REQUIREMENT: In your copy, repeat the records exactly and leave out the pictures.

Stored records
━━━━

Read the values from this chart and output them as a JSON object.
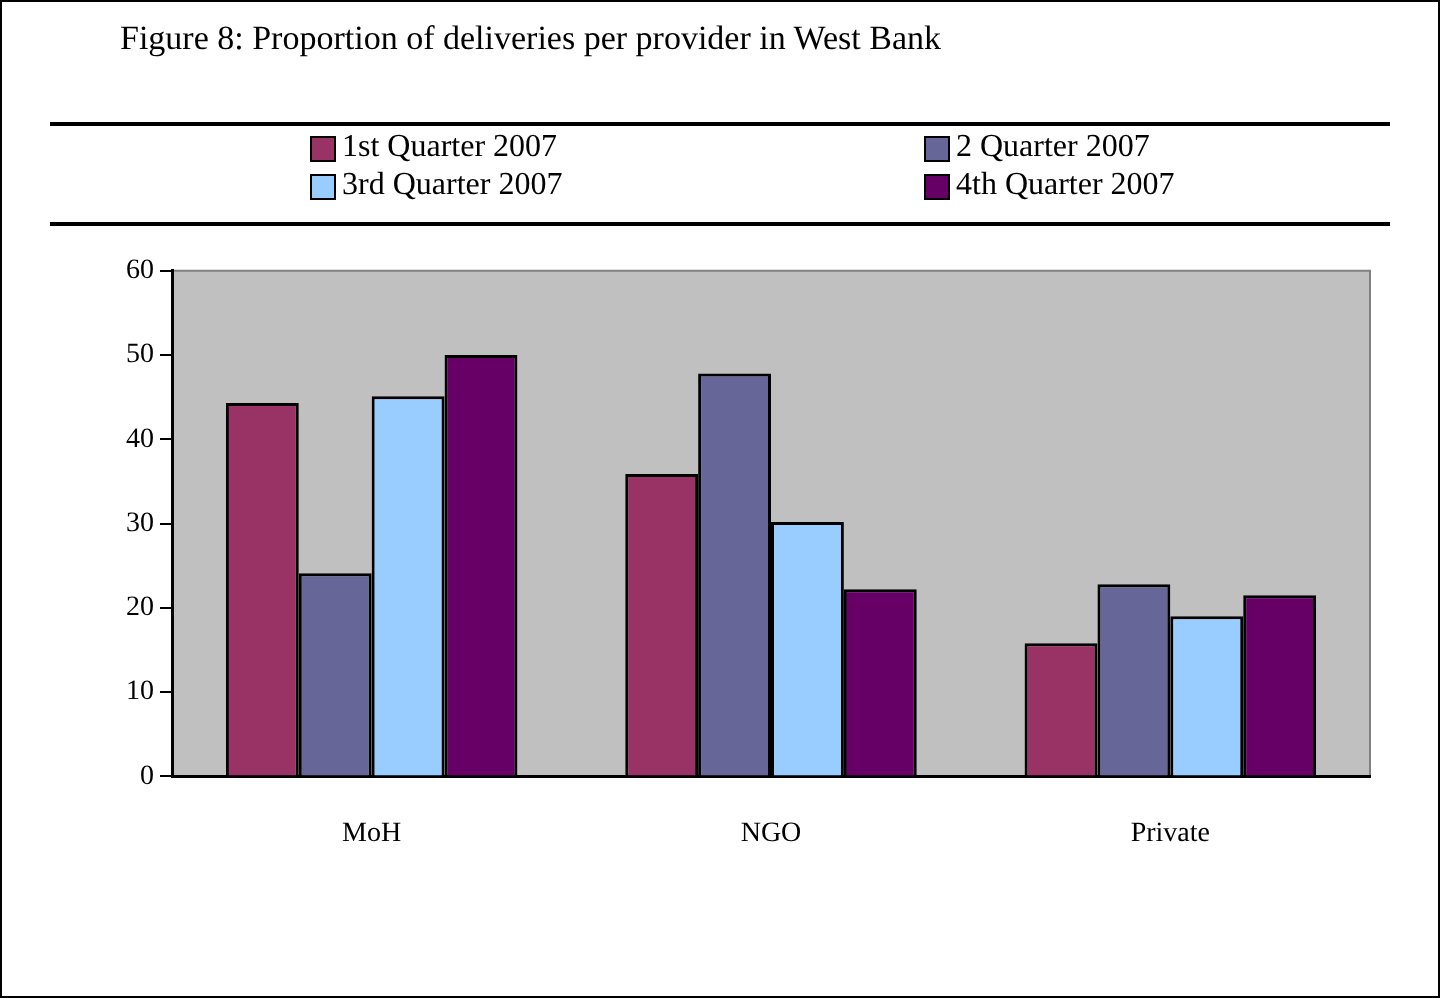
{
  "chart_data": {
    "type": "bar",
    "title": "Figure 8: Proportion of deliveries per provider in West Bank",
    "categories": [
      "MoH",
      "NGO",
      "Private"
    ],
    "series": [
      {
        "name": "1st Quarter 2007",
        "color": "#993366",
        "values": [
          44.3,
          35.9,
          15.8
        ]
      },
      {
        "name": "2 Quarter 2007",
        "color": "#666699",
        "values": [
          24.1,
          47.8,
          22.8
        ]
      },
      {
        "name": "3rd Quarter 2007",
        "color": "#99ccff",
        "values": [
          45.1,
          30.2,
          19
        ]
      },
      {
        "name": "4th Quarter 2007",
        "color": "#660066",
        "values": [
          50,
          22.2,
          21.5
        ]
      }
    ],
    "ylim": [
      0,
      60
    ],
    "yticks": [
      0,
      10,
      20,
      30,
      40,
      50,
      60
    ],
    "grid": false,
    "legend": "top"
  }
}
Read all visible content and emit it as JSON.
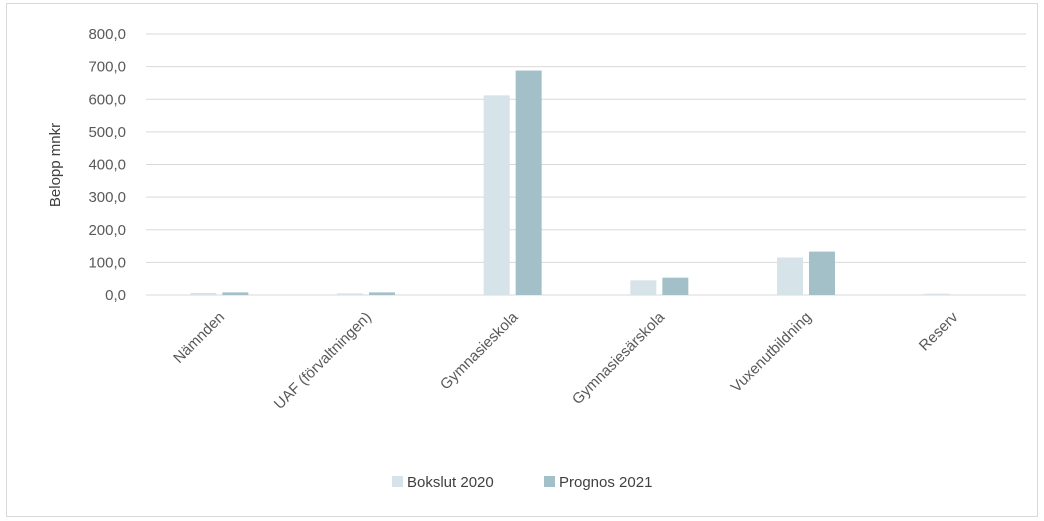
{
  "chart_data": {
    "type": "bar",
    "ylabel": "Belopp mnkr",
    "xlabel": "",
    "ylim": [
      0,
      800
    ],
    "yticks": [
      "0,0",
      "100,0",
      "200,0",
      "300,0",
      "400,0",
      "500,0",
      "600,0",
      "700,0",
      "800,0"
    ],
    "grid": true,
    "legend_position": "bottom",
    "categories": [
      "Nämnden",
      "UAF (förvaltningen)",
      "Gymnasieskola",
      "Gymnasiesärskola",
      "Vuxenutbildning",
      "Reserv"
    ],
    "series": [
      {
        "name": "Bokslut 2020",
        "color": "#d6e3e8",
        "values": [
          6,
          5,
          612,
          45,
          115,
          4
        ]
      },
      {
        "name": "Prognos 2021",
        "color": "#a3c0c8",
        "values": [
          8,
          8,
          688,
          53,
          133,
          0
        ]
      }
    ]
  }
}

━━━━

EXERCISE RESPONSE:
Read the values from this chart and output them as a JSON object.
{
  "chart_data": {
    "type": "bar",
    "title": "Figure 8: Proportion of deliveries per provider in West Bank",
    "categories": [
      "MoH",
      "NGO",
      "Private"
    ],
    "series": [
      {
        "name": "1st Quarter 2007",
        "color": "#993366",
        "values": [
          44.3,
          35.9,
          15.8
        ]
      },
      {
        "name": "2 Quarter 2007",
        "color": "#666699",
        "values": [
          24.1,
          47.8,
          22.8
        ]
      },
      {
        "name": "3rd Quarter 2007",
        "color": "#99ccff",
        "values": [
          45.1,
          30.2,
          19
        ]
      },
      {
        "name": "4th Quarter 2007",
        "color": "#660066",
        "values": [
          50,
          22.2,
          21.5
        ]
      }
    ],
    "ylim": [
      0,
      60
    ],
    "yticks": [
      0,
      10,
      20,
      30,
      40,
      50,
      60
    ],
    "grid": false,
    "legend": "top"
  }
}
Read all visible content and emit it as JSON.
{
  "chart_data": {
    "type": "bar",
    "ylabel": "Belopp mnkr",
    "xlabel": "",
    "ylim": [
      0,
      800
    ],
    "yticks": [
      "0,0",
      "100,0",
      "200,0",
      "300,0",
      "400,0",
      "500,0",
      "600,0",
      "700,0",
      "800,0"
    ],
    "grid": true,
    "legend_position": "bottom",
    "categories": [
      "Nämnden",
      "UAF (förvaltningen)",
      "Gymnasieskola",
      "Gymnasiesärskola",
      "Vuxenutbildning",
      "Reserv"
    ],
    "series": [
      {
        "name": "Bokslut 2020",
        "color": "#d6e3e8",
        "values": [
          6,
          5,
          612,
          45,
          115,
          4
        ]
      },
      {
        "name": "Prognos 2021",
        "color": "#a3c0c8",
        "values": [
          8,
          8,
          688,
          53,
          133,
          0
        ]
      }
    ]
  }
}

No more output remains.